Extracted text:
— start —

Consider a typical Euler–Lagrange system

$$\mathit{M}\left(\ddot{\mathit{q}}\right)+\mathit{C}(\mathit{q},\dot{\mathit{q}})\dot{\mathit{q}}+\mathit{G}\left(\mathit{q}\right)=\mathit{\tau }+{\mathit{\tau }}_d,$$

(1)

where $\mathit{q}$, $\dot{\mathit{q}}$, $\ddot{\mathit{q}}\in {\mathbb{R}}^n$ denote the generalized position, velocity, and acceleration of the system, respectively. $\mathit{M}\left(\mathit{q}\right)\in {\mathbb{R}}^{n\times n}$, which is symmetric positive definite denotes the inertia matrix and $\mathit{C}(\mathit{q},\dot{\mathit{q}})\in {\mathbb{R}}^{n\times n}$, is the centrifugal and Coriolis matrix. $\mathit{G}\left(\mathit{q}\right)\in {\mathbb{R}}^n$ is a generalized force caused by the potential energy. $\mathit{\tau }$, ${\mathit{\tau }}_d\in {\mathbb{R}}^n$ are generalized control input and external disturbances applied to the system, respectively. For the convenience, the matrices are abbreviated as $\mathit{M}$, $\mathit{C}$, $\mathit{G}$. In fact, we cannot obtain the system parameters precisely, i.e., there exists uncertain terms $\delta \mathit{M}$, $\delta \mathit{C}$, and $\delta \mathit{G}$, which can be expressed as

$$\begin{array}{cc}\hfill \mathit{M}& ={\mathit{M}}_0+\delta \mathit{M},\hfill \\ \hfill \mathit{C}& ={\mathit{C}}_0+\delta \mathit{C},\hfill \\ \hfill \mathit{G}& ={\mathit{G}}_0+\delta \mathit{G},\hfill \end{array}$$

where ${\mathit{M}}_0$, ${\mathit{C}}_0$, and ${\mathit{G}}_0$ are estimated system parameters. Then, system (1) can be reformed as

$${\mathit{M}}_0\ddot{\mathit{q}}+{\mathit{C}}_0\dot{\mathit{q}}+{\mathit{G}}_0=\mathit{\tau }+\mathit{f},$$

(2)

— end —

Extracted data:
— start —

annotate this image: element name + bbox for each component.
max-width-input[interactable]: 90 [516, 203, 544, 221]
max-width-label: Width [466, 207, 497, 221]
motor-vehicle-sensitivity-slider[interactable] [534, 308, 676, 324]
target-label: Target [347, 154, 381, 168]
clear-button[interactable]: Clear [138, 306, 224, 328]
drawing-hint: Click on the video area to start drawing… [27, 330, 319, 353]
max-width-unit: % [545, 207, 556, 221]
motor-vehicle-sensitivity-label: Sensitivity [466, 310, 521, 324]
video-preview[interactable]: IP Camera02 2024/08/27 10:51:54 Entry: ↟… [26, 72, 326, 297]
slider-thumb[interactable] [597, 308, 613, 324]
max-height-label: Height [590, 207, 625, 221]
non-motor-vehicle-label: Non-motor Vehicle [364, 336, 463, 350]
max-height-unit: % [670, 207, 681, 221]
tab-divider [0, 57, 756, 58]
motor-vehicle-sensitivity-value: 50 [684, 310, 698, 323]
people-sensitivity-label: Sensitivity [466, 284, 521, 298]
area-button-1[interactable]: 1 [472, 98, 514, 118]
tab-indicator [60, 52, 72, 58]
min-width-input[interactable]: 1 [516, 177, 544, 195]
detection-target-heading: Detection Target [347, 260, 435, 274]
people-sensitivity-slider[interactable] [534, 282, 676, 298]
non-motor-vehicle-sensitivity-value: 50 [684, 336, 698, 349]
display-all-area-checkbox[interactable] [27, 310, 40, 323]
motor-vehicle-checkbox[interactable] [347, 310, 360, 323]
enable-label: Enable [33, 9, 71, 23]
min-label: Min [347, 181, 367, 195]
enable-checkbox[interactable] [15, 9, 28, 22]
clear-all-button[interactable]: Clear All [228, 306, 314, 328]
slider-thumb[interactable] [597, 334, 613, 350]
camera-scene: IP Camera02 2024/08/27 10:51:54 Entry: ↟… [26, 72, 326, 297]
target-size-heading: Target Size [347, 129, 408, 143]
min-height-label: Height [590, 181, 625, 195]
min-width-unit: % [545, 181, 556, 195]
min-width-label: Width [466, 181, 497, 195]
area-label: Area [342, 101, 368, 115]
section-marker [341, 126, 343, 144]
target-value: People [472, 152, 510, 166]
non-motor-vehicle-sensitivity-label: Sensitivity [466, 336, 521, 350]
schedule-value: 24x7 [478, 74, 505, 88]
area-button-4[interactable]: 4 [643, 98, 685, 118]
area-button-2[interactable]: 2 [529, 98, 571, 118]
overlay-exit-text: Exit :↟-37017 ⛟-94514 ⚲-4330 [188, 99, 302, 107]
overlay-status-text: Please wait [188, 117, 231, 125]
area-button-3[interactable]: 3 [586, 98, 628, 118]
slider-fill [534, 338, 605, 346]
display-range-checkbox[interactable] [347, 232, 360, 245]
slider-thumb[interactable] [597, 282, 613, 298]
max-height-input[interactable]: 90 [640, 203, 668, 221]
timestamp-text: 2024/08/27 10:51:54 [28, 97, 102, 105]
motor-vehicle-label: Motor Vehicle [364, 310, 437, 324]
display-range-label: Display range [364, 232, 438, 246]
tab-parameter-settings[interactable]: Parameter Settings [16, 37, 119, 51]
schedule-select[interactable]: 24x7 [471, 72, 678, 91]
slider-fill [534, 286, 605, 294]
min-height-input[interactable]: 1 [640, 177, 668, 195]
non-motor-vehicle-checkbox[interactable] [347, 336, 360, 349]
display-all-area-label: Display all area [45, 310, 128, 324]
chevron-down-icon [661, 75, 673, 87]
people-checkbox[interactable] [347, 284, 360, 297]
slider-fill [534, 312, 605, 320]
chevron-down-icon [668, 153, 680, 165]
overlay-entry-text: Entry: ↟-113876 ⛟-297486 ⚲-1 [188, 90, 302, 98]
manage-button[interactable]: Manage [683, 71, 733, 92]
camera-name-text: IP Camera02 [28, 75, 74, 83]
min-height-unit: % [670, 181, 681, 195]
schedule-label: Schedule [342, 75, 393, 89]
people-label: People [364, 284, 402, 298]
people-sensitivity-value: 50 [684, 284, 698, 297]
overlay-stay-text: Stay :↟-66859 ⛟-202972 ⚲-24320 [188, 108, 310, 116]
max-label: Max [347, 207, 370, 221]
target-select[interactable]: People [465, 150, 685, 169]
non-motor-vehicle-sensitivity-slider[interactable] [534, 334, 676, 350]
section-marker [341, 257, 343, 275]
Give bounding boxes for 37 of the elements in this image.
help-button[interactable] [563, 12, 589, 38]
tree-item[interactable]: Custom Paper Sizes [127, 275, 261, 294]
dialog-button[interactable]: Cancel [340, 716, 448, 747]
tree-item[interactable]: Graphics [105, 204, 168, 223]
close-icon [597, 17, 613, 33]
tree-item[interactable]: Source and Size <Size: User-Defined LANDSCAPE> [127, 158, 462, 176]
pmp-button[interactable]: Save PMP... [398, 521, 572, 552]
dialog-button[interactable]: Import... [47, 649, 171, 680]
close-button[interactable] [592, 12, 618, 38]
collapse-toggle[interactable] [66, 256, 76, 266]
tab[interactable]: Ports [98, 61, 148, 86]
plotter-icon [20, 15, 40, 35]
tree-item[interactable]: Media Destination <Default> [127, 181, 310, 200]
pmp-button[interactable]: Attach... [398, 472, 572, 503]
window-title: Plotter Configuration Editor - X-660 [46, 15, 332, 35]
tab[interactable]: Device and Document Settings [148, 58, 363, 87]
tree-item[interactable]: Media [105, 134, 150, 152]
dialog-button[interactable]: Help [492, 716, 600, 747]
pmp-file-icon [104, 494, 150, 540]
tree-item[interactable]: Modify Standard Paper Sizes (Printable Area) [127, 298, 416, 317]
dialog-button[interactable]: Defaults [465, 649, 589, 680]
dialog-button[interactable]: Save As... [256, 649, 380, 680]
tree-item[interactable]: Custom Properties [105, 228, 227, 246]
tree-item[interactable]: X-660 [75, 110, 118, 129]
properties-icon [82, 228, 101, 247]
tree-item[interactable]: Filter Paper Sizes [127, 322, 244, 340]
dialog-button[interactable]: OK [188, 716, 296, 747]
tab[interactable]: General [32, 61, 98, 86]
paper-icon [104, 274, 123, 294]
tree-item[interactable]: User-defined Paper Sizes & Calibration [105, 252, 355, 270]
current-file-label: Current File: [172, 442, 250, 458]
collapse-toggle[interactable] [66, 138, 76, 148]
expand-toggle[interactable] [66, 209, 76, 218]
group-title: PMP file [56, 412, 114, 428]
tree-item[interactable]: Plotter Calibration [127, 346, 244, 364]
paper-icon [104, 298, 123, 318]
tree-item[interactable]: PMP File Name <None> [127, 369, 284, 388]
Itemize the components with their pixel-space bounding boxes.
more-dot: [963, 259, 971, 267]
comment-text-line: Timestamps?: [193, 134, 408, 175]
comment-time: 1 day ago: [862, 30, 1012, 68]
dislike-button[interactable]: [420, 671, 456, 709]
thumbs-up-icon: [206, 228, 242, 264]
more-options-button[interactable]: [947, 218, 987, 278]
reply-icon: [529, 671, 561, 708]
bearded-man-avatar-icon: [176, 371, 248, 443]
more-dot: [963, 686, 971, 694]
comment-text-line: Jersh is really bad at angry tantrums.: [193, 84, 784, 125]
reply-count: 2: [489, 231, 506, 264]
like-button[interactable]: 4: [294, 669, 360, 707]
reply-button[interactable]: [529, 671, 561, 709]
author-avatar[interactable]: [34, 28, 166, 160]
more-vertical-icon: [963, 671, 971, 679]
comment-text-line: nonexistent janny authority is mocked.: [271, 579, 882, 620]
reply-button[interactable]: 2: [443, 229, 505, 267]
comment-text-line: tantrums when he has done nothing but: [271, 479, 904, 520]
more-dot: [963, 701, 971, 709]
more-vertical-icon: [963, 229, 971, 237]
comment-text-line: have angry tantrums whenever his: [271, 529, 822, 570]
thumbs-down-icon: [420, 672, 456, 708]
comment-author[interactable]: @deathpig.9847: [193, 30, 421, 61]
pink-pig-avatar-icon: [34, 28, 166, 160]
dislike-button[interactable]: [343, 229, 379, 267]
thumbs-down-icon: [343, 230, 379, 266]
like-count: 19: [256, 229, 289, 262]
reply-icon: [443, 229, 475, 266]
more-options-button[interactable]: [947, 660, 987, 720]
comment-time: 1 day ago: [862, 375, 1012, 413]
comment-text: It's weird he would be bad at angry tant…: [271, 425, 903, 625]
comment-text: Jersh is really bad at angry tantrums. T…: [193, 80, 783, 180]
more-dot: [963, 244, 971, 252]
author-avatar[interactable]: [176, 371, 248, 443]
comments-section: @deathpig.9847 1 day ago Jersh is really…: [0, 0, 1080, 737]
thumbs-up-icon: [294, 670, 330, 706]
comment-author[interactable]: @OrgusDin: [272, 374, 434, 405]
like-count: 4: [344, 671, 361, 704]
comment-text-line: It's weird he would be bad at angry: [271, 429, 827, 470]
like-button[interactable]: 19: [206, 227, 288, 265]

— end —

Given task A:
Based on the Euler–Lagrange passage, why are the matrices M, C, and G each written as an estimated parameter plus an uncertain term?
Given task B:
Transcribe the rows word for word, starting with the first row and stopping after the row that contains "tab-divider [0, 57, 756, 58]".

Full output A:
The system parameters cannot be obtained precisely, so uncertain terms δM, δC, and δG exist. Each matrix is therefore expressed as its estimated value (M₀, C₀, G₀) plus the corresponding uncertain term.

Full output B:
annotate this image: element name + bbox for each component.
max-width-input[interactable]: 90 [516, 203, 544, 221]
max-width-label: Width [466, 207, 497, 221]
motor-vehicle-sensitivity-slider[interactable] [534, 308, 676, 324]
target-label: Target [347, 154, 381, 168]
clear-button[interactable]: Clear [138, 306, 224, 328]
drawing-hint: Click on the video area to start drawing… [27, 330, 319, 353]
max-width-unit: % [545, 207, 556, 221]
motor-vehicle-sensitivity-label: Sensitivity [466, 310, 521, 324]
video-preview[interactable]: IP Camera02 2024/08/27 10:51:54 Entry: ↟… [26, 72, 326, 297]
slider-thumb[interactable] [597, 308, 613, 324]
max-height-label: Height [590, 207, 625, 221]
non-motor-vehicle-label: Non-motor Vehicle [364, 336, 463, 350]
max-height-unit: % [670, 207, 681, 221]
tab-divider [0, 57, 756, 58]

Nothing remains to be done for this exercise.